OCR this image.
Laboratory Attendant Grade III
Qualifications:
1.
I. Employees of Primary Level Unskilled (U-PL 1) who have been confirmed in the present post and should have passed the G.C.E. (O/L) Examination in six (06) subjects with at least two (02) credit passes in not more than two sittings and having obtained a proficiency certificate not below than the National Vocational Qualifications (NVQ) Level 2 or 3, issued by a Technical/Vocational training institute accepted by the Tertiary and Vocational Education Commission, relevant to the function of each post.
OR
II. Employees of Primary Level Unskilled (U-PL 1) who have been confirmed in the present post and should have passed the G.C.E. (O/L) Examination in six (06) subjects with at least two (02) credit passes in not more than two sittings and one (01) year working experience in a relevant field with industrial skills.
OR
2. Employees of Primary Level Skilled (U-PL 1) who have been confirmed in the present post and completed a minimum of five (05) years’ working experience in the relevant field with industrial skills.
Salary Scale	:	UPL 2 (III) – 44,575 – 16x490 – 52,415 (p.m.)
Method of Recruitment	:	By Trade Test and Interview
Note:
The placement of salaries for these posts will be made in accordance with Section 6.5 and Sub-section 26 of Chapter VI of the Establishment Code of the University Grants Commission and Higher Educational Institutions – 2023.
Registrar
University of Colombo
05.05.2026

_GIVEN EXERCISE_
Look through the entries and find each line that has the string "University". Copy those lines.

_FINISHED EXERCISE_
The placement of salaries for these posts will be made in accordance with Section 6.5 and Sub-section 26 of Chapter VI of the Establishment Code of the University Grants Commission and Higher Educational Institutions – 2023.
University of Colombo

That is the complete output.